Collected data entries
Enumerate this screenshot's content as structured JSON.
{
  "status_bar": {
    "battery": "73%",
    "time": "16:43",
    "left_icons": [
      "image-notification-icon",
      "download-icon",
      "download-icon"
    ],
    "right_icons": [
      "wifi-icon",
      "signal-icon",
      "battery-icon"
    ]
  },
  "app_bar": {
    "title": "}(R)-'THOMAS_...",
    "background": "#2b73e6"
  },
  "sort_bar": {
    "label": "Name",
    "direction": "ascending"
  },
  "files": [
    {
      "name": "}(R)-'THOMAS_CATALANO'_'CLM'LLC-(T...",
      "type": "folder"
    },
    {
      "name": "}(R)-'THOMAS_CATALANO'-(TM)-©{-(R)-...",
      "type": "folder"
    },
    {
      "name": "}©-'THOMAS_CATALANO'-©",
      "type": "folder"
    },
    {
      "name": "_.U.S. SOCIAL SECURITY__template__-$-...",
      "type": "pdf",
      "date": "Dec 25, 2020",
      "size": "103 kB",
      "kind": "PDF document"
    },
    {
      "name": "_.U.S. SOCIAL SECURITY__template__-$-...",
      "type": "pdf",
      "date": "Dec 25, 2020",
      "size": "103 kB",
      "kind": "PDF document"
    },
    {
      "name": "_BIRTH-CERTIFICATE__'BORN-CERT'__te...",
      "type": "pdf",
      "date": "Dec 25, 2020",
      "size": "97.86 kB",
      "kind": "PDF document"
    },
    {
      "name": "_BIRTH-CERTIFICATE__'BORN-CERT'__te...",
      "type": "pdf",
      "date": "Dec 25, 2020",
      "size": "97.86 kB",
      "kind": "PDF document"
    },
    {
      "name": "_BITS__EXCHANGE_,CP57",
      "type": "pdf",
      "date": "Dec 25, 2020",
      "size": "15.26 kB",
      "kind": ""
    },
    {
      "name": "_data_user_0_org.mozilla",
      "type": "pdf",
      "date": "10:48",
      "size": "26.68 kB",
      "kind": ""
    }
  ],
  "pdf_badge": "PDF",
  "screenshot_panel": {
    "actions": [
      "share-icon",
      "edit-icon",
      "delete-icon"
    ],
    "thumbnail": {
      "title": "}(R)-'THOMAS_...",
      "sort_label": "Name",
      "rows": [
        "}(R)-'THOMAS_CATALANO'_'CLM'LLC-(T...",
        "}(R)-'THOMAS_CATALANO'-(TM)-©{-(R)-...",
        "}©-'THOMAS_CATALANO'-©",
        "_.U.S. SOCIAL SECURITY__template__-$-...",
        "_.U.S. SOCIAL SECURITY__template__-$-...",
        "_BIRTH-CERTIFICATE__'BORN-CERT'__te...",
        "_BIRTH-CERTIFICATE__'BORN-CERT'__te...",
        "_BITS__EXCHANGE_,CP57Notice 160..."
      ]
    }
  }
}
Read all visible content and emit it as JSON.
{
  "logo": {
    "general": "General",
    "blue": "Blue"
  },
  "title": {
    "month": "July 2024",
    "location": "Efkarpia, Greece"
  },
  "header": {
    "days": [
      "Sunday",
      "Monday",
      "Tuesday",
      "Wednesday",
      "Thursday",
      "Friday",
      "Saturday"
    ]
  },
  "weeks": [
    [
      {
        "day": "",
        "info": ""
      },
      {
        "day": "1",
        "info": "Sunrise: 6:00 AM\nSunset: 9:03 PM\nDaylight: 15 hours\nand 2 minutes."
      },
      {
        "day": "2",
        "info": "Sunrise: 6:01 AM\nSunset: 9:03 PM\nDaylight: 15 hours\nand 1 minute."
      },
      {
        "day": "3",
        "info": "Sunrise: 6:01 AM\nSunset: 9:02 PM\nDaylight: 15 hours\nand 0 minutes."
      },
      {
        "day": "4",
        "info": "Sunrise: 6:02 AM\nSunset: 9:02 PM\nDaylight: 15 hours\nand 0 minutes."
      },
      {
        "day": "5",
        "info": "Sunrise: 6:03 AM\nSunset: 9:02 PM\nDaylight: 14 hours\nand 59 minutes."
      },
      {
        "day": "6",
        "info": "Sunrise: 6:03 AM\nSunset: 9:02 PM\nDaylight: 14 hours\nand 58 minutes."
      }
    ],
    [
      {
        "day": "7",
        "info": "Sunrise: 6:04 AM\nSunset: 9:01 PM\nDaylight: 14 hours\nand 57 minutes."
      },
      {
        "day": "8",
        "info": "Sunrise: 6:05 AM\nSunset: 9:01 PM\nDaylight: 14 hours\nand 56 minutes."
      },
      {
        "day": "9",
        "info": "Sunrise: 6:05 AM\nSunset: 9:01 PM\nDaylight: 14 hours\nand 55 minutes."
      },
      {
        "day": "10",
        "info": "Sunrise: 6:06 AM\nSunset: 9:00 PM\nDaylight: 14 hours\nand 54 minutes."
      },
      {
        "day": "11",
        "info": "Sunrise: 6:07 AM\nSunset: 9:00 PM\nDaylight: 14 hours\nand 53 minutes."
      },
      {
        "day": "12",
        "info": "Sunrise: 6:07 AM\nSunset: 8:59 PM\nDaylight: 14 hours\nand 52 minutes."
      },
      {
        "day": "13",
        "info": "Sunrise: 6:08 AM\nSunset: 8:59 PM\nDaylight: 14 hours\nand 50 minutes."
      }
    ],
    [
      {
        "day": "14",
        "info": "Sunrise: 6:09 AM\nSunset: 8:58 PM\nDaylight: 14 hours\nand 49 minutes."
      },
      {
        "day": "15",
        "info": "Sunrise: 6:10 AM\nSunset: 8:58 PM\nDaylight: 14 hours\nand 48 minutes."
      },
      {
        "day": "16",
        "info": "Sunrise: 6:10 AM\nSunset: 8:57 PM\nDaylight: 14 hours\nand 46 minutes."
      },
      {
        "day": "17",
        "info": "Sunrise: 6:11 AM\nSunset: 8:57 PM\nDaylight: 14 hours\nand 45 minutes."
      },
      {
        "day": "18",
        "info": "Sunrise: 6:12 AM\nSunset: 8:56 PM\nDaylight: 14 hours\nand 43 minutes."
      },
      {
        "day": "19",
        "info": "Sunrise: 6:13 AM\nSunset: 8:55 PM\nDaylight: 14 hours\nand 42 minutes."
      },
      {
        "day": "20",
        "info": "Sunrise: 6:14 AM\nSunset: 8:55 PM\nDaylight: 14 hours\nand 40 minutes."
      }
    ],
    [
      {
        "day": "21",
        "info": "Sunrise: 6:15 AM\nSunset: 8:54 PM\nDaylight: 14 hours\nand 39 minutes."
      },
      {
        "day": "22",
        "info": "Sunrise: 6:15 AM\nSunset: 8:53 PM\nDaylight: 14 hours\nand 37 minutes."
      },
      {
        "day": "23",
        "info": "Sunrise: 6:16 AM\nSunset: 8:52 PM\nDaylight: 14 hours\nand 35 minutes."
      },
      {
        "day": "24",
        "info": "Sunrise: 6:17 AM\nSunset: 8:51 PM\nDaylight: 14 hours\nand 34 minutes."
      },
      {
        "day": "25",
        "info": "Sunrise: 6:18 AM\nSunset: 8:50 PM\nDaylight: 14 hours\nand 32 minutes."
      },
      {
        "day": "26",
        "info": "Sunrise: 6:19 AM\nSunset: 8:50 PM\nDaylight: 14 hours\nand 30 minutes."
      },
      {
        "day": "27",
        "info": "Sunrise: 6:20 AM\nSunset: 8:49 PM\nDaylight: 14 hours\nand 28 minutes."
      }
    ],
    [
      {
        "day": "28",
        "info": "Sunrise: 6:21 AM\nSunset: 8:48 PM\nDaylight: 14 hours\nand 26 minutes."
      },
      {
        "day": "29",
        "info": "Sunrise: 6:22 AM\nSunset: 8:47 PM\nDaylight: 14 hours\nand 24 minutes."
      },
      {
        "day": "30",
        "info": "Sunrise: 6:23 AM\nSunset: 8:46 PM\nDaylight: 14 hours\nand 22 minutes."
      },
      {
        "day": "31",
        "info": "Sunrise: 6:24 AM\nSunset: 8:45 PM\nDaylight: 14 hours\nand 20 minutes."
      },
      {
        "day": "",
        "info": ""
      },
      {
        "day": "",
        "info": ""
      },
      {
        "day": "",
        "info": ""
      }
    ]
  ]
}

§ **Problem details**
Locate each line with the word "JSON" and copy it.

§ **Answer to the exercise**
Enumerate this screenshot's content as structured JSON.
Read all visible content and emit it as JSON.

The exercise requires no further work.